● TEXT SEGMENT
^^^^
Situations in which a mistake occurs within a contract do not necessarily mean that the contract is invalid; instead, if all parties to the contract would like to proceed with a transaction, they can do so by remedying the mistake or renegotiating a new contract that corrects the mistake.
There are a variety of mistakes which are particularly common in contract law. These include:
Mistake #1: Unilateral Mistake
A “unilateral mistake” is a mistaken belief held by only one of the contracting parties. It typically occurs when one of the parties misinterprets the subject matter or meaning of the terms of the contract. This could result from unclear or incorrect language within the contract itself, as well as a contracting party’s own assumptions about the meanings of text that are not clarified.
Unilateral mistakes are some of the most common in contract law. An example of a unilateral mistake would be a contract for the sale of 12 dozen cartons of chicken eggs to a grocery store. The grocery store may think that the contract’s use of the word “egg” means that they will receive extra-large chicken eggs, the most common type, though in fact the term “egg” means any size of egg. If the grocery store is the only party that holds this mistaken belief and the supplier is clear concerning the contract’s meaning of “egg,” it could result in a unilateral mistake dispute.
^^^^
● ITEMS
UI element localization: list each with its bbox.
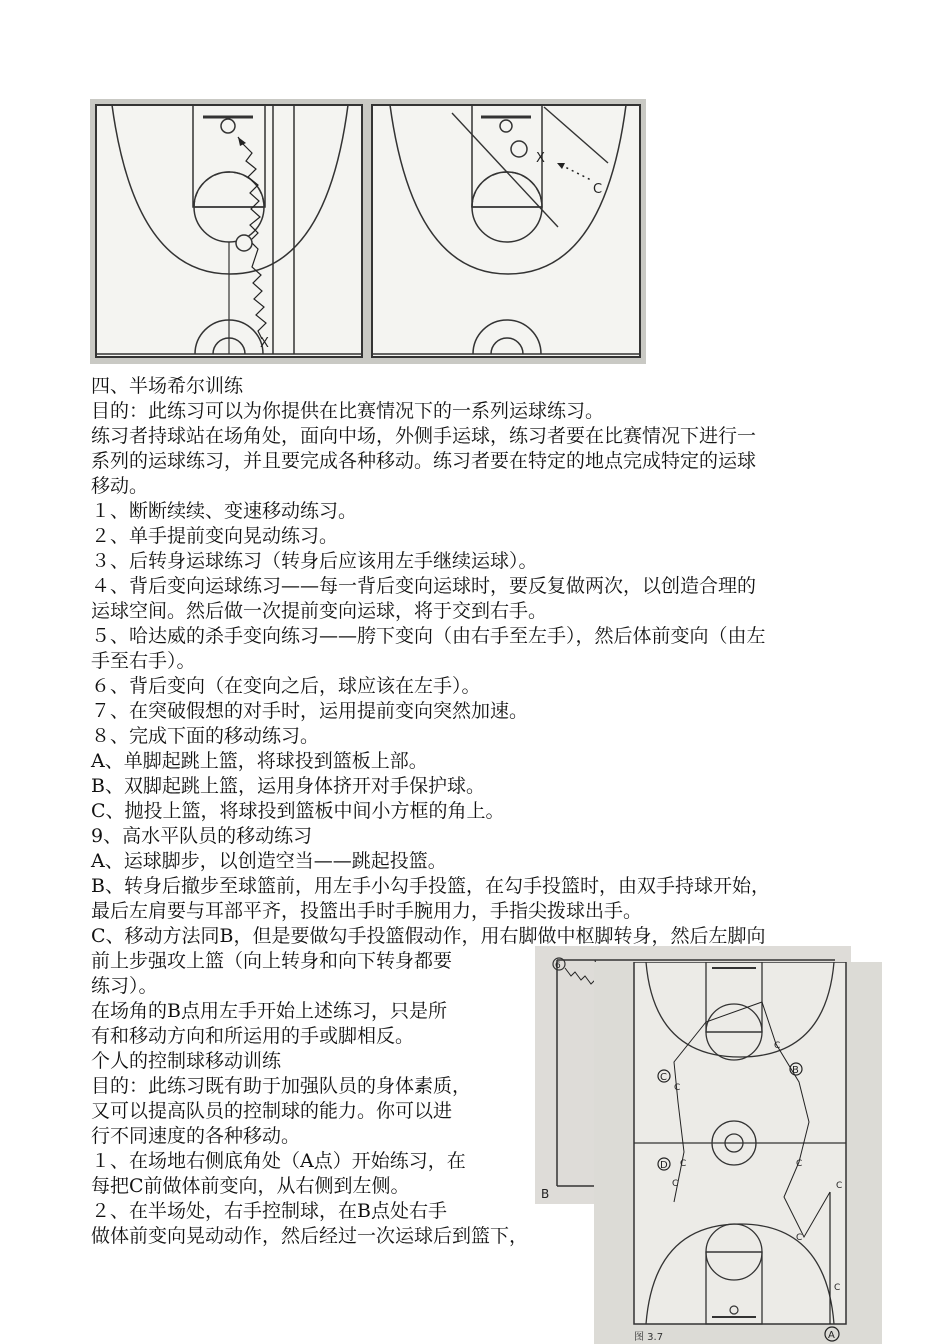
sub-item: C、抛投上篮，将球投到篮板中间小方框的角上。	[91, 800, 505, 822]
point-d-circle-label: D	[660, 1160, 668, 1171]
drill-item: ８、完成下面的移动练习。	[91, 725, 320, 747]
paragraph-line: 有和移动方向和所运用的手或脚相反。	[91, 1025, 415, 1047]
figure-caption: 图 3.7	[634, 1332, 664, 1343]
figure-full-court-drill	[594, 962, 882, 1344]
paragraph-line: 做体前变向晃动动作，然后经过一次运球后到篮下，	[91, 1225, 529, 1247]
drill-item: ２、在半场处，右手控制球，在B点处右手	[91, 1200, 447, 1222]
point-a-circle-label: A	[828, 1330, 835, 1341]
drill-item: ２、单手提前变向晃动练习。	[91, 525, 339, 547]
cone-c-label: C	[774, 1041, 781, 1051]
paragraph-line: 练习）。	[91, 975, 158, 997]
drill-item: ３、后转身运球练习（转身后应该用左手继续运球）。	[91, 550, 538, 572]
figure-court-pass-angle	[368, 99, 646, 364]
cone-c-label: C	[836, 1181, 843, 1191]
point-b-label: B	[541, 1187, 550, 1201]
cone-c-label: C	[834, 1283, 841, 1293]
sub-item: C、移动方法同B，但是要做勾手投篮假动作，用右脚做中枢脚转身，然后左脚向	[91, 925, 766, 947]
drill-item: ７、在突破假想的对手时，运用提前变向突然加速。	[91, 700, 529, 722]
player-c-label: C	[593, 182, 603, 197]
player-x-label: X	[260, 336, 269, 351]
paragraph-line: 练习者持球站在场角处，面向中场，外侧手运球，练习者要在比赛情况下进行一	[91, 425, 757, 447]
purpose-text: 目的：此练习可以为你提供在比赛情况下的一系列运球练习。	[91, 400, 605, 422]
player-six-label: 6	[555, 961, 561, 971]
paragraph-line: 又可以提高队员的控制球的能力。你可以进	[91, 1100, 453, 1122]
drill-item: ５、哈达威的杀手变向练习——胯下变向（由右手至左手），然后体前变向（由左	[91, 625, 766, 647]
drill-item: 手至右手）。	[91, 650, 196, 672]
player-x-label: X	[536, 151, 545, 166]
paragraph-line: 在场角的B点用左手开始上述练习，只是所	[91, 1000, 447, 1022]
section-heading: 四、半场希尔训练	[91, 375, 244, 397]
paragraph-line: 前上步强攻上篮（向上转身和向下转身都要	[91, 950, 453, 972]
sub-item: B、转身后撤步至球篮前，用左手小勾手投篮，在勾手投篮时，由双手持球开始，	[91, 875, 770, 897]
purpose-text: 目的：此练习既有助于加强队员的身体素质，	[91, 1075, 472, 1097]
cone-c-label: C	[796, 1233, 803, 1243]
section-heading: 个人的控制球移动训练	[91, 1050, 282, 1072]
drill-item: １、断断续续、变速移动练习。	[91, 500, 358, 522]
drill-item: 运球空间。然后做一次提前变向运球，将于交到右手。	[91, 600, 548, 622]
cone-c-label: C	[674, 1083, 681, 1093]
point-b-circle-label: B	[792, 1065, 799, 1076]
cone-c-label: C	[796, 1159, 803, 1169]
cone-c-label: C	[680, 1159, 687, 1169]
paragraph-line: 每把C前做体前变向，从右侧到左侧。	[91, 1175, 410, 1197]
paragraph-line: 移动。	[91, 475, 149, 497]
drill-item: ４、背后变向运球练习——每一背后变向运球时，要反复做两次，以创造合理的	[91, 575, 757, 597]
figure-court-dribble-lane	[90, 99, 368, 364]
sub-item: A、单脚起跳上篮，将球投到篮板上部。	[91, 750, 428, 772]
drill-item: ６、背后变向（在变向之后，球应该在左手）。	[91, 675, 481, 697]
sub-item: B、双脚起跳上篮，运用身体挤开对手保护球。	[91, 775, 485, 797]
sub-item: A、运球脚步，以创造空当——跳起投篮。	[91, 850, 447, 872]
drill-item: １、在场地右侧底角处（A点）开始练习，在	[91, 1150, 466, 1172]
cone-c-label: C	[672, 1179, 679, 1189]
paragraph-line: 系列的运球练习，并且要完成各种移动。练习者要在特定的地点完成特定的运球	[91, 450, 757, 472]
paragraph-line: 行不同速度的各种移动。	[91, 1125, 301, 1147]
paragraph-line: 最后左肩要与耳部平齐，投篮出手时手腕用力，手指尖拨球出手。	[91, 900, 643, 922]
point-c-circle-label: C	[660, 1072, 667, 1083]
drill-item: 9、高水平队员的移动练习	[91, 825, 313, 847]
^^^^
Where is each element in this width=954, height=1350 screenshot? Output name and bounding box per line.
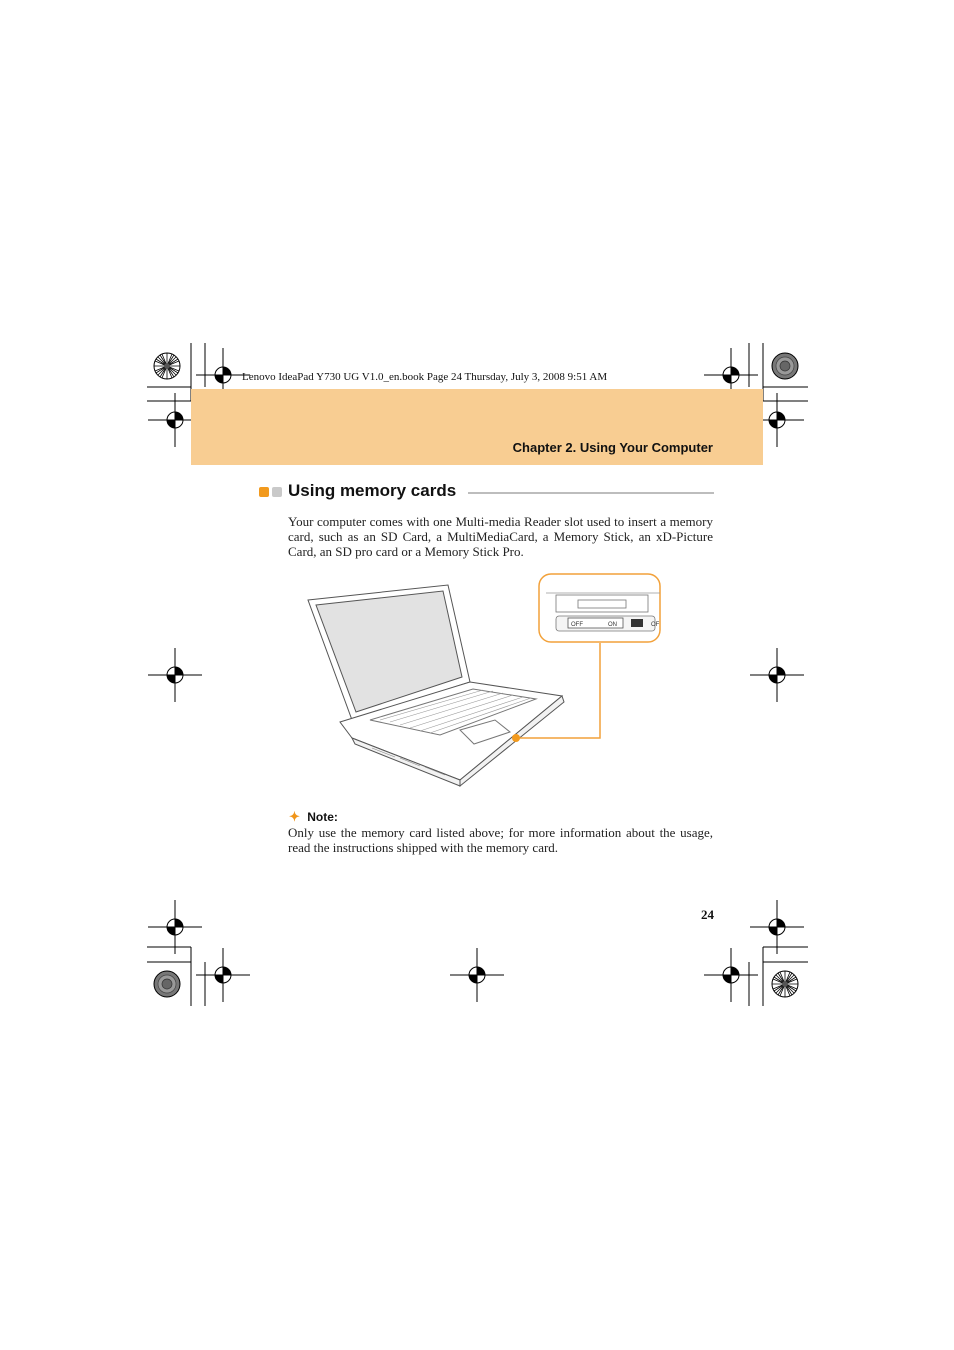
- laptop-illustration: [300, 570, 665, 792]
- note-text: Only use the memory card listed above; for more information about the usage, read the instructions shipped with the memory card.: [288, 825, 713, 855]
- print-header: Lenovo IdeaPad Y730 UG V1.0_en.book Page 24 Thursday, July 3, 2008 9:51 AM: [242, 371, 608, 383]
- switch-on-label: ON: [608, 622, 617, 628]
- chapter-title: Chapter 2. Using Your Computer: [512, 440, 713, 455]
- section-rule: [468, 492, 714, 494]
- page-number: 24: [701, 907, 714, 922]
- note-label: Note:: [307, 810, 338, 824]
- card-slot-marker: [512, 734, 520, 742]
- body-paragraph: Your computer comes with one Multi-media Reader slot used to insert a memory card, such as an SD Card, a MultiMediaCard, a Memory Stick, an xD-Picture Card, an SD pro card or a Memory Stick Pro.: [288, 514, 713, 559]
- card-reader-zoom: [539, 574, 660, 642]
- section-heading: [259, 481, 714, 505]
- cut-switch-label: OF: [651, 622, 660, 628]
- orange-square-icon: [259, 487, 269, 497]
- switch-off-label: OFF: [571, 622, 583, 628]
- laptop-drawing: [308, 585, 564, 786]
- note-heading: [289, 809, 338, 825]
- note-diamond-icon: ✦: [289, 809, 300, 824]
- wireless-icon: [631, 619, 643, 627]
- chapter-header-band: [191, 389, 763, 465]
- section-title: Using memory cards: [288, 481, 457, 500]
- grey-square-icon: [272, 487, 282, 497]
^^^^
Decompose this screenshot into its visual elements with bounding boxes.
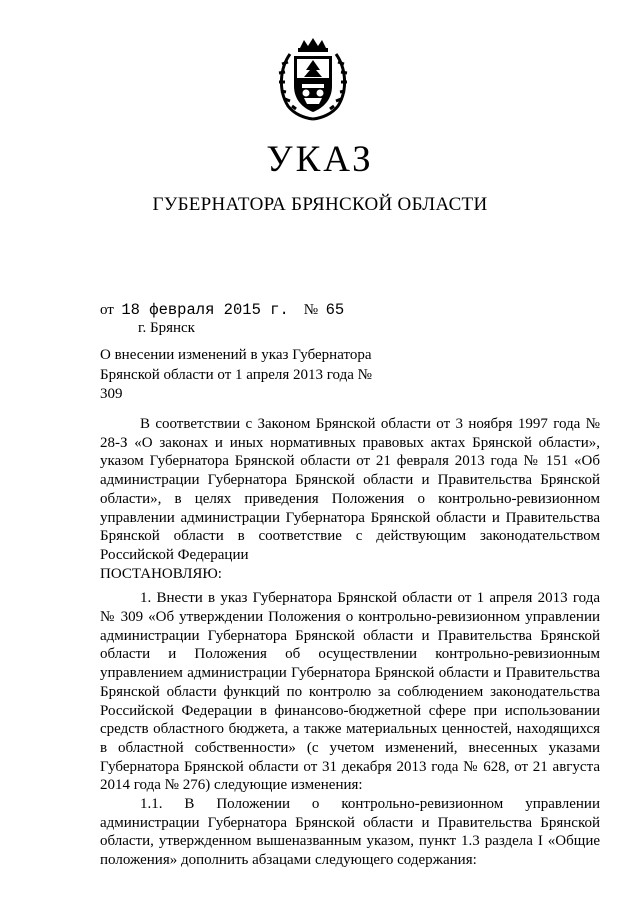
^^^^
● EXERCISES TO COMPLETE
**1)** According to the contract-mistakes text, what is a unilateral mistake?
**2)** Reproduce the stretch of the contract-mistakes text from "There are a" through "are not clarified.".
**3)** Carry the contract-mistakes text forward from its final sentence.

● RESPONSES TO THE TASKS
**1)** A mistaken belief held by only one of the contracting parties.

**2)**
There are a variety of mistakes which are particularly common in contract law. These include:
Mistake #1: Unilateral Mistake
A “unilateral mistake” is a mistaken belief held by only one of the contracting parties. It typically occurs when one of the parties misinterprets the subject matter or meaning of the terms of the contract. This could result from unclear or incorrect language within the contract itself, as well as a contracting party’s own assumptions about the meanings of text that are not clarified.

**3)**
Unilateral mistakes are not limited solely to the acquisition of products; they can also involve prices, quantities, dates and errors pertaining to the description of goods or services included in the contract.
Typically, a dispute arises when one party to the contract brings a complaint against the other party, alleging that the situation that occurred does not align with the contract agreement. The remedies available will depend on whether the non-mistaken party knew that the other party did not understand a term in their contract. In the above example, if the supplier knew the grocery store entered into the contract on the basis of a unilateral mistake regarding the meaning of “egg” or, in other words, if the supplier knew that the store expected extra-large chicken eggs but did not correct their understanding of the word “egg” in the contract, then the supplier had an unfair bargaining position. The mistaken party may be able to rescind, or cancel, the contract based upon the supplier’s knowledge and failure to clarify the information prior to contract signing. If the supplier was not aware of the mistake, the contract may be revised. However, in general, if someone makes a unilateral mistake, they will not get relief from a court because the mistake was a misunderstanding on their part.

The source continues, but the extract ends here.